-- start --

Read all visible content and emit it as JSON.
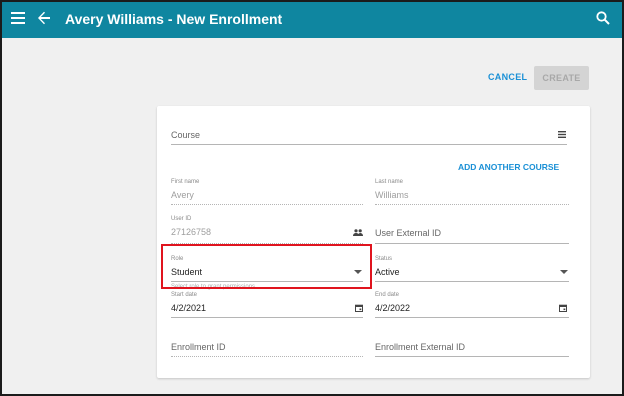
{
  "appbar": {
    "title": "Avery Williams - New Enrollment",
    "icons": {
      "menu": "menu-icon",
      "back": "back-arrow-icon",
      "search": "search-icon"
    },
    "color": "#0f86a0"
  },
  "actions": {
    "cancel_label": "CANCEL",
    "create_label": "CREATE"
  },
  "form": {
    "course": {
      "placeholder": "Course"
    },
    "add_course_label": "ADD ANOTHER COURSE",
    "first_name": {
      "label": "First name",
      "value": "Avery"
    },
    "last_name": {
      "label": "Last name",
      "value": "Williams"
    },
    "user_id": {
      "label": "User ID",
      "value": "27126758"
    },
    "user_external_id": {
      "placeholder": "User External ID"
    },
    "role": {
      "label": "Role",
      "value": "Student"
    },
    "role_hint": "Select role to grant permissions",
    "status": {
      "label": "Status",
      "value": "Active"
    },
    "start_date": {
      "label": "Start date",
      "value": "4/2/2021"
    },
    "end_date": {
      "label": "End date",
      "value": "4/2/2022"
    },
    "enrollment_id": {
      "placeholder": "Enrollment ID"
    },
    "enrollment_external_id": {
      "placeholder": "Enrollment External ID"
    }
  },
  "colors": {
    "accent": "#1a90d6",
    "highlight": "#e0141e"
  }
}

-- end --

**Written task:**
Say how many lines in the records hold the string "Avery", and say nothing else.

**Reply to the exercise:**
2